◆ **TASK TO CARRY OUT**
Check each line of the records below and collect those that include the word "acquis".

◆ **DATA**
[Start]
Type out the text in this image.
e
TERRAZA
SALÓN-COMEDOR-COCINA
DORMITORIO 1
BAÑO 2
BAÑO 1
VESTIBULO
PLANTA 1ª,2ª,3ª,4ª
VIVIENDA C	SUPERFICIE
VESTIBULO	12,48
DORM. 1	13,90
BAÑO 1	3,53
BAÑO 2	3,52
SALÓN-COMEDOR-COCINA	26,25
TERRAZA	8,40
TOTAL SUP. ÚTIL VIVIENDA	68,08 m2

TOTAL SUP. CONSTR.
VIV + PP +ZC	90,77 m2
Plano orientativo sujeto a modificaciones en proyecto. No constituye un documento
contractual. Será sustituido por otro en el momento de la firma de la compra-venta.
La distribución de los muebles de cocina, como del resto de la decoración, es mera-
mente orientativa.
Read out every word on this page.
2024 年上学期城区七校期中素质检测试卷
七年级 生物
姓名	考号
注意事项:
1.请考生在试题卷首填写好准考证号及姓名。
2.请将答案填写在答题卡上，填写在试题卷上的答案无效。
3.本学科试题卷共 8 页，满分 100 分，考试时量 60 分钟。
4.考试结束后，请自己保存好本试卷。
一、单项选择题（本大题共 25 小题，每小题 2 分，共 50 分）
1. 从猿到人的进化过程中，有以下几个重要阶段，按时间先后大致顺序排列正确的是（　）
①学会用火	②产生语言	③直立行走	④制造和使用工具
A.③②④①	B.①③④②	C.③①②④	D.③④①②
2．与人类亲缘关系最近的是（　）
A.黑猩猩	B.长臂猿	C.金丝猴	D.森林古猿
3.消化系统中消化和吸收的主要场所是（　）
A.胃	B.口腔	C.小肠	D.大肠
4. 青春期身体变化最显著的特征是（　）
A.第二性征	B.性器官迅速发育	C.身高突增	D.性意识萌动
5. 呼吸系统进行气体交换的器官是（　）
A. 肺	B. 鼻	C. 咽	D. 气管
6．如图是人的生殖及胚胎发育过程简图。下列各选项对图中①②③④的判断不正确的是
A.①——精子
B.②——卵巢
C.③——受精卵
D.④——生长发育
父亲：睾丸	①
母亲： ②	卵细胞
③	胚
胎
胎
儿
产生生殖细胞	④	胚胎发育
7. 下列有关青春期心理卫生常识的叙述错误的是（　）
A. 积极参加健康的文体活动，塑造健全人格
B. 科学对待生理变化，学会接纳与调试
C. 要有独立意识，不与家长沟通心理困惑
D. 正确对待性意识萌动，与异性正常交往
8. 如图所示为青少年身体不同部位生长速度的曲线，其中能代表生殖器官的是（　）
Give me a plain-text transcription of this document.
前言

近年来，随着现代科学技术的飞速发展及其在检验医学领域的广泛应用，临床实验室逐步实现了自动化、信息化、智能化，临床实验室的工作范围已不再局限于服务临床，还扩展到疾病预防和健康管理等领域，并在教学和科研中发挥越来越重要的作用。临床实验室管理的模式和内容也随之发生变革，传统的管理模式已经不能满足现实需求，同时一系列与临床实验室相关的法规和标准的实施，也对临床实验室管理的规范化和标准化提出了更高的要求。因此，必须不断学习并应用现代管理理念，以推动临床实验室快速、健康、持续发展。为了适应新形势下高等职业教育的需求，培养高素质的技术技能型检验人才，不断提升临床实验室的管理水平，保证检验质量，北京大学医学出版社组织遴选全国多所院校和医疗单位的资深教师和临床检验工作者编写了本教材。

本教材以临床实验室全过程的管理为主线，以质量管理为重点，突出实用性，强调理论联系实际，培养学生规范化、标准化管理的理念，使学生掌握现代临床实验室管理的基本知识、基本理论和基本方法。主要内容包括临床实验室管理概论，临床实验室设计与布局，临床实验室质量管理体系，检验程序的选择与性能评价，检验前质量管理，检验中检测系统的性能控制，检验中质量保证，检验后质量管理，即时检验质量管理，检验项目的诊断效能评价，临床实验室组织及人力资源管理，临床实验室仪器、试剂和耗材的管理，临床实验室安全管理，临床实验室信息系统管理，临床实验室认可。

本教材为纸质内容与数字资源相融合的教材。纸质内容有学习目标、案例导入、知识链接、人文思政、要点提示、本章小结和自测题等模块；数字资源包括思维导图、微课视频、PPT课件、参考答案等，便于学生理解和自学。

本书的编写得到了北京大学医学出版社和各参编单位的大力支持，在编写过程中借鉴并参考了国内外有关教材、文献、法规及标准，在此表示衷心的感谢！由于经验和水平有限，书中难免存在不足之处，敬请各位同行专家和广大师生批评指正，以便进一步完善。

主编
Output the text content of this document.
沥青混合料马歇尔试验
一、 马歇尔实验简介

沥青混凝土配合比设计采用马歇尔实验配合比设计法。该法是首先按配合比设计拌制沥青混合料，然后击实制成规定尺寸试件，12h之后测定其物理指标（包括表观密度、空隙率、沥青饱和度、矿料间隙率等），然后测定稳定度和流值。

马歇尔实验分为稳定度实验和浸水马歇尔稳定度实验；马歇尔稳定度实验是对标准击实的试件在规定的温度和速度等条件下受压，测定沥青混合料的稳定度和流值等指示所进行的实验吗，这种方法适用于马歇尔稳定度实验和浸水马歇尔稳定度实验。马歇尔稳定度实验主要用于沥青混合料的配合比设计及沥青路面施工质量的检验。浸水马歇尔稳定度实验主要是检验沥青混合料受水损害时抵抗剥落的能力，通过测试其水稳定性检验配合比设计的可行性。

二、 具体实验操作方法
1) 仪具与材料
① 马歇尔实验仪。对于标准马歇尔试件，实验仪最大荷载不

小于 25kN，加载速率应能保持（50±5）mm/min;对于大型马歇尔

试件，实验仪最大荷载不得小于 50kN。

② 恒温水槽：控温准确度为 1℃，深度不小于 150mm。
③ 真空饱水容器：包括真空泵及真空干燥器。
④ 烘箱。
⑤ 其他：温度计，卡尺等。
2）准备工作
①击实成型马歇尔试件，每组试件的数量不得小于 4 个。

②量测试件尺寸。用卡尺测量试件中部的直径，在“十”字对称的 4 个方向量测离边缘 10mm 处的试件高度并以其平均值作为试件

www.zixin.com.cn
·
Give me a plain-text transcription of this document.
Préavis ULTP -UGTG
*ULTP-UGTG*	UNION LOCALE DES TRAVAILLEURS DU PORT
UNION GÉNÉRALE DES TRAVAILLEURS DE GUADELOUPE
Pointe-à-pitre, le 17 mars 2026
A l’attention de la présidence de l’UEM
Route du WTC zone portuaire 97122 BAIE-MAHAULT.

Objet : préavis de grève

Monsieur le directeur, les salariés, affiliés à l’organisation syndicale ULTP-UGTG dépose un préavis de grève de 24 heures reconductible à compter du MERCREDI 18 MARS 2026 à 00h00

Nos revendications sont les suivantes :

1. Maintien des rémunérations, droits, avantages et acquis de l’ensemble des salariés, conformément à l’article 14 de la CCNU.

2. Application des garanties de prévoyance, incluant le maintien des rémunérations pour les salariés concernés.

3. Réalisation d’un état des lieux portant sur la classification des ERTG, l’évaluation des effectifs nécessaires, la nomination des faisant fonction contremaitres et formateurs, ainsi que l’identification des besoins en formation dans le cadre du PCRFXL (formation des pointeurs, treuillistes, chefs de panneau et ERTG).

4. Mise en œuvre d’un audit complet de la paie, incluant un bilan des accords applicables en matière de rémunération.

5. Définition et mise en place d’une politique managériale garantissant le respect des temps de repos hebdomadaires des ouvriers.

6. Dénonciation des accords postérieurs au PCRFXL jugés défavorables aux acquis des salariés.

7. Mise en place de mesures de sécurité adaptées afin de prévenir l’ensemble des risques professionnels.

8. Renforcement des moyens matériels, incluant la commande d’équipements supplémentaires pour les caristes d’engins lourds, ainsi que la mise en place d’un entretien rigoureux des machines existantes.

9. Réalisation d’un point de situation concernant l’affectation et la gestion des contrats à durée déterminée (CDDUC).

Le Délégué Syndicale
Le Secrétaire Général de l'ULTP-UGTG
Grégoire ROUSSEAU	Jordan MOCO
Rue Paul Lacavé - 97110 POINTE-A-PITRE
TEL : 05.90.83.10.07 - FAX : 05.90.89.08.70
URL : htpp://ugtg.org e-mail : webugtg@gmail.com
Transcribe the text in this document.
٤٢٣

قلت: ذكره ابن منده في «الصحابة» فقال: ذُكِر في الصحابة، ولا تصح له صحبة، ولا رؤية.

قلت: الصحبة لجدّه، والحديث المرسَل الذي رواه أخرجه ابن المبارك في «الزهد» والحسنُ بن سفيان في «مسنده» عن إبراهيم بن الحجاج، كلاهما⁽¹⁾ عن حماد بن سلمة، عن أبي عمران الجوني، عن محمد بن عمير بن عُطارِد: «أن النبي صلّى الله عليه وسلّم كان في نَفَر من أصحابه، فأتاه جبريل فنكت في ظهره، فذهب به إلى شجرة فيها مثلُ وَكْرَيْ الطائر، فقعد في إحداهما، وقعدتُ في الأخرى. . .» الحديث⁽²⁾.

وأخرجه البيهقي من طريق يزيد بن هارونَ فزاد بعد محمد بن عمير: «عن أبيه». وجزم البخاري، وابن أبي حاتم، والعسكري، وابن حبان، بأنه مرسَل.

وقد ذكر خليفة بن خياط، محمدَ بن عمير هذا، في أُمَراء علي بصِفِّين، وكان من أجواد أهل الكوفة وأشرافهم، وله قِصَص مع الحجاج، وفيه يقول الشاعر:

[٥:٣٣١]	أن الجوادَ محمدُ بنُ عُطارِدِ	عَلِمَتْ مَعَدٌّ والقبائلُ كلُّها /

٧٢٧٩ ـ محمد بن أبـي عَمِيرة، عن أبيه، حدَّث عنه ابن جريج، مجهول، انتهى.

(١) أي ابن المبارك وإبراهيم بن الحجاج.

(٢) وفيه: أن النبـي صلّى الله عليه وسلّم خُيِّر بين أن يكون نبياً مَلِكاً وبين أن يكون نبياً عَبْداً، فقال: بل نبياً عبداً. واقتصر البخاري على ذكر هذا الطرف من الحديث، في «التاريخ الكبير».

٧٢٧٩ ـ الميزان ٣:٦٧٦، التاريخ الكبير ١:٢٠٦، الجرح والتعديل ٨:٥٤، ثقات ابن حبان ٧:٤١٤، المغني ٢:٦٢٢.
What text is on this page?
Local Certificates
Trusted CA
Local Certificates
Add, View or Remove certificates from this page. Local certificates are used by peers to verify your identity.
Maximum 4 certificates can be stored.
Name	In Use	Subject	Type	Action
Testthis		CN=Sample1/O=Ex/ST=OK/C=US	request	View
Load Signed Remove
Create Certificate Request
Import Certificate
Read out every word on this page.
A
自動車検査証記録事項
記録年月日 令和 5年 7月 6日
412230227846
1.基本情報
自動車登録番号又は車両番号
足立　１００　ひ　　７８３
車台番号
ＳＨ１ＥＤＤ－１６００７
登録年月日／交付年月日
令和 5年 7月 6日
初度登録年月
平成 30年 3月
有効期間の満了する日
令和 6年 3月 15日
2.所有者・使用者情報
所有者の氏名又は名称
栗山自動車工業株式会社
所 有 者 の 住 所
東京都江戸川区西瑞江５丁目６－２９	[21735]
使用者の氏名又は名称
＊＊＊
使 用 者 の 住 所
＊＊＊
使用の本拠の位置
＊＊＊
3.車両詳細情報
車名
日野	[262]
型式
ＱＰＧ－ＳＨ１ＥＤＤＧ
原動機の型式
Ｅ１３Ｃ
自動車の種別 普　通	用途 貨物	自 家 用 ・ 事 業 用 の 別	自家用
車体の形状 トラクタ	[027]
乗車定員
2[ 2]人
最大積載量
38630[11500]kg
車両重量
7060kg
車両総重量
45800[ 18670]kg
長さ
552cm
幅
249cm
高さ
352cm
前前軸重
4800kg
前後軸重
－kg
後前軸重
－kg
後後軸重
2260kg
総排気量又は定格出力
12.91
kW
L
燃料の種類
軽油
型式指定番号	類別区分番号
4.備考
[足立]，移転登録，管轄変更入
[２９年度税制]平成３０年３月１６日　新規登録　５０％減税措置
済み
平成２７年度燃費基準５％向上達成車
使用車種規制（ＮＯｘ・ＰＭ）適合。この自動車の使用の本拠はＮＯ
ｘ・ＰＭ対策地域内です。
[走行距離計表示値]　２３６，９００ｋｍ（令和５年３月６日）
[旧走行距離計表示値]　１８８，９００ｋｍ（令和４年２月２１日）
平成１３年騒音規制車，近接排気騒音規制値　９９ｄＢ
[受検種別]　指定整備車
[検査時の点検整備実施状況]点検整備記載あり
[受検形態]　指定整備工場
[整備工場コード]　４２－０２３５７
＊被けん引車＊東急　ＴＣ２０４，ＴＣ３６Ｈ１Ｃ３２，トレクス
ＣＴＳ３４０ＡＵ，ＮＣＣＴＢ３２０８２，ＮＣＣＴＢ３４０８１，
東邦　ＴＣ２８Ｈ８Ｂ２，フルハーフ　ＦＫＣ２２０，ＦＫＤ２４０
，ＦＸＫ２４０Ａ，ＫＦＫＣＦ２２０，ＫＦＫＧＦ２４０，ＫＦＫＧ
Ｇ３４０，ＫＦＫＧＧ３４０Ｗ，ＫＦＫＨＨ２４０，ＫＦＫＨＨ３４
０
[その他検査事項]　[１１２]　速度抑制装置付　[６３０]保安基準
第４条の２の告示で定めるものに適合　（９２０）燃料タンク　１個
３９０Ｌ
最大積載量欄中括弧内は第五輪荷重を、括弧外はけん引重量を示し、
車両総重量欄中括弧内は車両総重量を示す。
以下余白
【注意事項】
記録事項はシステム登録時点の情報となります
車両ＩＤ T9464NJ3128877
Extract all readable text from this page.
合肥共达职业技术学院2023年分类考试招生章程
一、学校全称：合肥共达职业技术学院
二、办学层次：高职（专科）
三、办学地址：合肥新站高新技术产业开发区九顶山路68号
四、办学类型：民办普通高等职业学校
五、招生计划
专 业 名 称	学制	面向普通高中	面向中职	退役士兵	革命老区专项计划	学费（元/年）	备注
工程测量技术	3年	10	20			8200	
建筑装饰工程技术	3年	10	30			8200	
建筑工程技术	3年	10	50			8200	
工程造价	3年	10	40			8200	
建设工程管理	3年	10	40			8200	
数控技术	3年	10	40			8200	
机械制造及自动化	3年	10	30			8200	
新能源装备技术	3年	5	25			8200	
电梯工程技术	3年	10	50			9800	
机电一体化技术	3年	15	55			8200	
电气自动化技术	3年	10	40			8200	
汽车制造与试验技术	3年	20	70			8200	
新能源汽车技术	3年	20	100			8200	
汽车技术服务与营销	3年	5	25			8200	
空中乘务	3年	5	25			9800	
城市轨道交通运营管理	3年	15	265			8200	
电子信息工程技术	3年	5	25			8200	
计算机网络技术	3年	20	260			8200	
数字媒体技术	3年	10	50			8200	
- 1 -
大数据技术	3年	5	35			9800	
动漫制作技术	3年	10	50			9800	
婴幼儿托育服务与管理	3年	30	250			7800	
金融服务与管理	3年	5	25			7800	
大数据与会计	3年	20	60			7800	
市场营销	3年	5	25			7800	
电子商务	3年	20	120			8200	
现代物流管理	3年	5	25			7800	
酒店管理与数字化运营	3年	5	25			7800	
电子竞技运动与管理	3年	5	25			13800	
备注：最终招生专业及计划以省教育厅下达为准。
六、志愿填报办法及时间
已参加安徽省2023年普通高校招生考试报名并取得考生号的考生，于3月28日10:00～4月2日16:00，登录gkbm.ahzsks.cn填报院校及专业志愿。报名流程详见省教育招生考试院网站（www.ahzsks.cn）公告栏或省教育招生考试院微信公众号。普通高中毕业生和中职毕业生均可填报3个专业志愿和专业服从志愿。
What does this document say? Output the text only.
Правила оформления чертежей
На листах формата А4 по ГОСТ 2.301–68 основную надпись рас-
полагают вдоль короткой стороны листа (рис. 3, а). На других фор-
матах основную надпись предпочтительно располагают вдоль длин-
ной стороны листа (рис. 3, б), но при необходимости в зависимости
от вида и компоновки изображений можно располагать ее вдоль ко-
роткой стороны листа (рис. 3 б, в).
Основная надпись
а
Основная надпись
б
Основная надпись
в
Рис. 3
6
[End]
◆ **REPLY TO THE TASK**
1. Maintien des rémunérations, droits, avantages et acquis de l’ensemble des salariés, conformément à l’article 14 de la CCNU.
6. Dénonciation des accords postérieurs au PCRFXL jugés défavorables aux acquis des salariés.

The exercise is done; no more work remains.